Exercise brief
In the records that follow, show each line where the word "mains" is present.

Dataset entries
**********

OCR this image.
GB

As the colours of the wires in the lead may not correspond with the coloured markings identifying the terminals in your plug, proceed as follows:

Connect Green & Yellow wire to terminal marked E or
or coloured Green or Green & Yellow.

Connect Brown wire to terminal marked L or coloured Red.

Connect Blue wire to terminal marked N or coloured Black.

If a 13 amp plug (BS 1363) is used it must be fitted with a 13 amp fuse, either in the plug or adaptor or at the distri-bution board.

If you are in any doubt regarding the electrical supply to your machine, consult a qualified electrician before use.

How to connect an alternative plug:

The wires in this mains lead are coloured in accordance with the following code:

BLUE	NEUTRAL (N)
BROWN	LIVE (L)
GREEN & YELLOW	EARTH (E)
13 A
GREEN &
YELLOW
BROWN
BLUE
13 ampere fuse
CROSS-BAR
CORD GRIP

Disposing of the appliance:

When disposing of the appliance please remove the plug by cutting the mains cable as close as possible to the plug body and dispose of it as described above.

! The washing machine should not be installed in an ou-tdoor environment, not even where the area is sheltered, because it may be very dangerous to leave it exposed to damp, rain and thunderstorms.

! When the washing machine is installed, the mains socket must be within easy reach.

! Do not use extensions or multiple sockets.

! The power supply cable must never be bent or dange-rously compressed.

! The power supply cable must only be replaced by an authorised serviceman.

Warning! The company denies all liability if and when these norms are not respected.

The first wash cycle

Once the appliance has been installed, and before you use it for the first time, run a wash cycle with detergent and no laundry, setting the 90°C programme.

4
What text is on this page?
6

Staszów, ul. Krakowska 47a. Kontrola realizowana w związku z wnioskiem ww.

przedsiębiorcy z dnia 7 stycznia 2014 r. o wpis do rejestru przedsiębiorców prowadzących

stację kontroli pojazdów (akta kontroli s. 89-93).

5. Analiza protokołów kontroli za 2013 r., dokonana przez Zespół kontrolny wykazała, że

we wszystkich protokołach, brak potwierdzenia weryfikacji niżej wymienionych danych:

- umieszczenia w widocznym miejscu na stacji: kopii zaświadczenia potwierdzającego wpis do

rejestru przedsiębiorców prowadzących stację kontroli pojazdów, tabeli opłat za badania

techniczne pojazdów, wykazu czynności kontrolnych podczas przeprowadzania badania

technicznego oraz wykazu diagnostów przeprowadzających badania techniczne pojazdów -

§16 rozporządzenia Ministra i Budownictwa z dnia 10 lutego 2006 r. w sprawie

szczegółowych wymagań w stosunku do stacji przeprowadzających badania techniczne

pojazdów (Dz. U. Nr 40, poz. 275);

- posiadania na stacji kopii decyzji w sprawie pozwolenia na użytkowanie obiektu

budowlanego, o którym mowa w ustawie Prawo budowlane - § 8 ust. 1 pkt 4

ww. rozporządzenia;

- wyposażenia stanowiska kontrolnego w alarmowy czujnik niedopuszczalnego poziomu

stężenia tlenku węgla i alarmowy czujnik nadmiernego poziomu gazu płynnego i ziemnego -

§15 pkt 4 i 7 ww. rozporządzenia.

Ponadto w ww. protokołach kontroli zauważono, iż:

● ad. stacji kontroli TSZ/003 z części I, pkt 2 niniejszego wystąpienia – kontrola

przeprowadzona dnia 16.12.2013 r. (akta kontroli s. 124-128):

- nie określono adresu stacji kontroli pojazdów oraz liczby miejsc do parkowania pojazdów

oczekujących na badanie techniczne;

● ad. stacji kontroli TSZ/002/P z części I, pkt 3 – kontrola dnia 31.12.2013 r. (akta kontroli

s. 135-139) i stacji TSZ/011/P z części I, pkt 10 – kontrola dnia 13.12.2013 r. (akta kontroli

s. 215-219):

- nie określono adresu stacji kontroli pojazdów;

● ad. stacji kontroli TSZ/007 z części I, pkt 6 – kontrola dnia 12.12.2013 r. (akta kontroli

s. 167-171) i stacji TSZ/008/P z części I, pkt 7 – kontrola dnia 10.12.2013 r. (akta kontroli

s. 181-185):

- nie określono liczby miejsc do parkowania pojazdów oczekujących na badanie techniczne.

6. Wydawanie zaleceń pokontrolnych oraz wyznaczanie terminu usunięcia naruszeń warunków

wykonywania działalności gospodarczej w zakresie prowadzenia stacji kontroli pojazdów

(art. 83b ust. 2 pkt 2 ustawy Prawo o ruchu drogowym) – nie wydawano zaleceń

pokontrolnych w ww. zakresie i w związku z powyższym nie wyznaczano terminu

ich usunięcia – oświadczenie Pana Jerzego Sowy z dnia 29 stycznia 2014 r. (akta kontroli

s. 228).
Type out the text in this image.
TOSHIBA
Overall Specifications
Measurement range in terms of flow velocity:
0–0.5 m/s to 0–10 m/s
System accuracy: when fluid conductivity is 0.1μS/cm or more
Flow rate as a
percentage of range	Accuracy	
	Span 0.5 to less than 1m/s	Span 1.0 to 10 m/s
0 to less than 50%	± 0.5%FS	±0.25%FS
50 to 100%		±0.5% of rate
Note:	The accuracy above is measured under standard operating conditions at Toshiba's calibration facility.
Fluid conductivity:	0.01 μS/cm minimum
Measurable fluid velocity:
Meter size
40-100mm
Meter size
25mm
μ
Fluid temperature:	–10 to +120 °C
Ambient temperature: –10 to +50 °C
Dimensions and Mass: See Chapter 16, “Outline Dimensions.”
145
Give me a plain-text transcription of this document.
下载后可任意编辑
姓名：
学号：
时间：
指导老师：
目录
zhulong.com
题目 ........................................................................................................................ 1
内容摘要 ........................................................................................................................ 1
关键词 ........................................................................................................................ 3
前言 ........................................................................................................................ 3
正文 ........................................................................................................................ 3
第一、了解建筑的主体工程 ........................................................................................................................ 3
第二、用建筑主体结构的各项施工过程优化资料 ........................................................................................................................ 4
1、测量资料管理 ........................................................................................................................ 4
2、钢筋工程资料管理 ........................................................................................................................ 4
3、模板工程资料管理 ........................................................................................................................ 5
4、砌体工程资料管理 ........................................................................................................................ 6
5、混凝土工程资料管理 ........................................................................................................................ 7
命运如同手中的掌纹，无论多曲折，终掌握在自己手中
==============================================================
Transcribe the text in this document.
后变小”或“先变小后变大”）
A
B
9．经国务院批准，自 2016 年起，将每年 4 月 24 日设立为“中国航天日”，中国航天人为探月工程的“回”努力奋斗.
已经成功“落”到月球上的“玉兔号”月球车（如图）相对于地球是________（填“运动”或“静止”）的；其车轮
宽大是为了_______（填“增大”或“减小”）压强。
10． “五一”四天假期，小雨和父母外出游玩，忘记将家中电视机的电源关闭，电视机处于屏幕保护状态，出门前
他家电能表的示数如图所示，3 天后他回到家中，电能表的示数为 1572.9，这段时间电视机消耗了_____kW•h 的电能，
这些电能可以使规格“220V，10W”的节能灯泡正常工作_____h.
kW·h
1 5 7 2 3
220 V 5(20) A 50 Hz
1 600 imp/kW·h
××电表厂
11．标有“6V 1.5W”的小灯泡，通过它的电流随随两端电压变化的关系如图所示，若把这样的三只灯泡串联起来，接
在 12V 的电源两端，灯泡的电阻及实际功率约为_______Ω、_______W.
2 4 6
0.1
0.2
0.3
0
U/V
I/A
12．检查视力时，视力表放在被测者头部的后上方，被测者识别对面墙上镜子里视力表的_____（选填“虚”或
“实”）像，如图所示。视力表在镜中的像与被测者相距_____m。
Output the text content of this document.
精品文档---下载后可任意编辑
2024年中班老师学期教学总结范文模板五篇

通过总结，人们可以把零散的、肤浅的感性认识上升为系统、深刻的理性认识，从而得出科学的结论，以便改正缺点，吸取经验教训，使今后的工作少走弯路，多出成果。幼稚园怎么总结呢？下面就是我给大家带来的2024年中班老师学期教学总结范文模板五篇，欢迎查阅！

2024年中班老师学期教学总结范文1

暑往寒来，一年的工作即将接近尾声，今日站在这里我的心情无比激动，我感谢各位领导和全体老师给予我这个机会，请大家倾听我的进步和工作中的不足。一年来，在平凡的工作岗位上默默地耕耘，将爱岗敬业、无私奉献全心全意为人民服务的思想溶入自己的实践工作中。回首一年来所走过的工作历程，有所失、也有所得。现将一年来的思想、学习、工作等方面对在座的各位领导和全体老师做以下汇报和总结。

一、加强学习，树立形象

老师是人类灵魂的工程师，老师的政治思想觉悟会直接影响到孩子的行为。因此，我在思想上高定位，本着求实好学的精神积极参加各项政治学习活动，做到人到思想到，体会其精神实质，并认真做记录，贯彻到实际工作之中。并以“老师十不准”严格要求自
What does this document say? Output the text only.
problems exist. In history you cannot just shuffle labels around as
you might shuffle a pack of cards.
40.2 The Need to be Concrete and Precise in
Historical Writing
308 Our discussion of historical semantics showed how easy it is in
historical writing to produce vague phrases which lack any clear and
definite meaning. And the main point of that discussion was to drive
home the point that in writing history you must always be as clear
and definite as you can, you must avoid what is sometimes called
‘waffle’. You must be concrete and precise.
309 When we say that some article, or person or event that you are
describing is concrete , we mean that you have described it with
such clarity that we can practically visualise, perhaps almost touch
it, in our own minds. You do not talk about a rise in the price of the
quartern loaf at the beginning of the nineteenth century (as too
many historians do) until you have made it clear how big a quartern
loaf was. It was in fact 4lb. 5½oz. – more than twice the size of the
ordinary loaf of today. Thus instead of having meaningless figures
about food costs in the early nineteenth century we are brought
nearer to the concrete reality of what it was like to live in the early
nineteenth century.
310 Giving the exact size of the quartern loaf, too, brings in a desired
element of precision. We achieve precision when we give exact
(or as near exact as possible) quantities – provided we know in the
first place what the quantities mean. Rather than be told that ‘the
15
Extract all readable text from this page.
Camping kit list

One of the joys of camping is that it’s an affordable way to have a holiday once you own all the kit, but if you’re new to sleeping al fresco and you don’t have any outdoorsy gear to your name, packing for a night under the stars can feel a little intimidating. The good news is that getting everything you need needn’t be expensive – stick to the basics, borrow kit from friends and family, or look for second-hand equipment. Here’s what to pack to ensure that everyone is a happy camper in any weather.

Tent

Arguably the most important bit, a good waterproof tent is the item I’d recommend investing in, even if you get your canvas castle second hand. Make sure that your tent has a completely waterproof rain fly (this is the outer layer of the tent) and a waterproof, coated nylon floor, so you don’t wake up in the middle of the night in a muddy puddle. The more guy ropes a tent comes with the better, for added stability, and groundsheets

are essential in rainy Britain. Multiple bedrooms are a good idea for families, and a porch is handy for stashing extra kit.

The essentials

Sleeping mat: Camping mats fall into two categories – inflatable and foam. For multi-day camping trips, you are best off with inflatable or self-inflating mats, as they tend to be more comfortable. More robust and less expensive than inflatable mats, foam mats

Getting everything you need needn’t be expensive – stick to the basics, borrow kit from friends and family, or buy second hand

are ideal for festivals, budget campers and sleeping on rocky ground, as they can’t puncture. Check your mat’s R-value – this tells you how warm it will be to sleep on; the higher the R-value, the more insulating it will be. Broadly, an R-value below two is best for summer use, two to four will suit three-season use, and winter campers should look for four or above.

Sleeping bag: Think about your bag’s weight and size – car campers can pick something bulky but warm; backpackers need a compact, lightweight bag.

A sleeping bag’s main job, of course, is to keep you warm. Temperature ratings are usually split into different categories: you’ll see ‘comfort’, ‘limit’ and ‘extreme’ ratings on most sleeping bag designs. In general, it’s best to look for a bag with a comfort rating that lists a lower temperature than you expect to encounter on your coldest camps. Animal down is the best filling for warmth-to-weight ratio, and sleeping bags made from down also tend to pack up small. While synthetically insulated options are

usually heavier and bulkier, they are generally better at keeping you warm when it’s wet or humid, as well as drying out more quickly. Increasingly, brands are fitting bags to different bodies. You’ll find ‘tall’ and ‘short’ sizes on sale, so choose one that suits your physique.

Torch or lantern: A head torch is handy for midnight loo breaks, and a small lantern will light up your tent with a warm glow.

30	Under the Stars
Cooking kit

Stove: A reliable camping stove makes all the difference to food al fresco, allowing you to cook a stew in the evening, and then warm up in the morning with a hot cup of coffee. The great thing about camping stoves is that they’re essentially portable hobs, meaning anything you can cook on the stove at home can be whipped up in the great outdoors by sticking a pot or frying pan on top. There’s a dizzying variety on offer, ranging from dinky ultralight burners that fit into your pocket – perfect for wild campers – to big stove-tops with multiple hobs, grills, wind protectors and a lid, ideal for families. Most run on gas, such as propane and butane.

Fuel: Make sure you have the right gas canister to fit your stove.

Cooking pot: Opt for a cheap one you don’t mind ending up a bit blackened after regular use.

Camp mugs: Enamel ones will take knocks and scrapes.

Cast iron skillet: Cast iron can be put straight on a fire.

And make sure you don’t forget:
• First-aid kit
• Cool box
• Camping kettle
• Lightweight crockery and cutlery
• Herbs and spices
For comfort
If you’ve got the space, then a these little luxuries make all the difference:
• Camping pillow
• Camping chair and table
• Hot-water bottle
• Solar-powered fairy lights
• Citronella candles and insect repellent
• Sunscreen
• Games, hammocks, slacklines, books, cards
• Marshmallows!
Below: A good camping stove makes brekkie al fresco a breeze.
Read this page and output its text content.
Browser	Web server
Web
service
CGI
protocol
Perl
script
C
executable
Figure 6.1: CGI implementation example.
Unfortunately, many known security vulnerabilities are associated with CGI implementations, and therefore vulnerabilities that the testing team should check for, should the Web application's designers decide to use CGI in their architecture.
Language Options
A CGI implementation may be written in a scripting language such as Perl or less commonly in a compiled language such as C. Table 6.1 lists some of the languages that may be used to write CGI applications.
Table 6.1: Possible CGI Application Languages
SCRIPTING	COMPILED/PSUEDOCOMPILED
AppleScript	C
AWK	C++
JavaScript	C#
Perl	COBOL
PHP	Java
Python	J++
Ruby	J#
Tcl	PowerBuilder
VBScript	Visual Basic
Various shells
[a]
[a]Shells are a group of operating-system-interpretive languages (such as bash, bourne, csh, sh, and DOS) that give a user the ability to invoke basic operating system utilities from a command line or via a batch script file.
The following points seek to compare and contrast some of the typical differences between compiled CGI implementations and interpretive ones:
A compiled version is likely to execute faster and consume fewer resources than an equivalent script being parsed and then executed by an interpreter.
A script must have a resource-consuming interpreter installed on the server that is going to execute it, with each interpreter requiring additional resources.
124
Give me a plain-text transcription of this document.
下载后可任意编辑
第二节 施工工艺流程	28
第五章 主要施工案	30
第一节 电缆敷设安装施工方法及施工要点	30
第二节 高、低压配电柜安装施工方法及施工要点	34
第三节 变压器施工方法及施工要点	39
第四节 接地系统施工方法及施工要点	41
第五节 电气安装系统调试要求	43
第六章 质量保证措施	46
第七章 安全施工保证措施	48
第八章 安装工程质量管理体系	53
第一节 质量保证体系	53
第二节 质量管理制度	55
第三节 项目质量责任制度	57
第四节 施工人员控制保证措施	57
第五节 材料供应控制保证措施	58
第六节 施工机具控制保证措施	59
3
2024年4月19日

**********

Finished task
The wires in this mains lead are coloured in accordance with the following code:
When disposing of the appliance please remove the plug by cutting the mains cable as close as possible to the plug body and dispose of it as described above.
! When the washing machine is installed, the mains socket must be within easy reach.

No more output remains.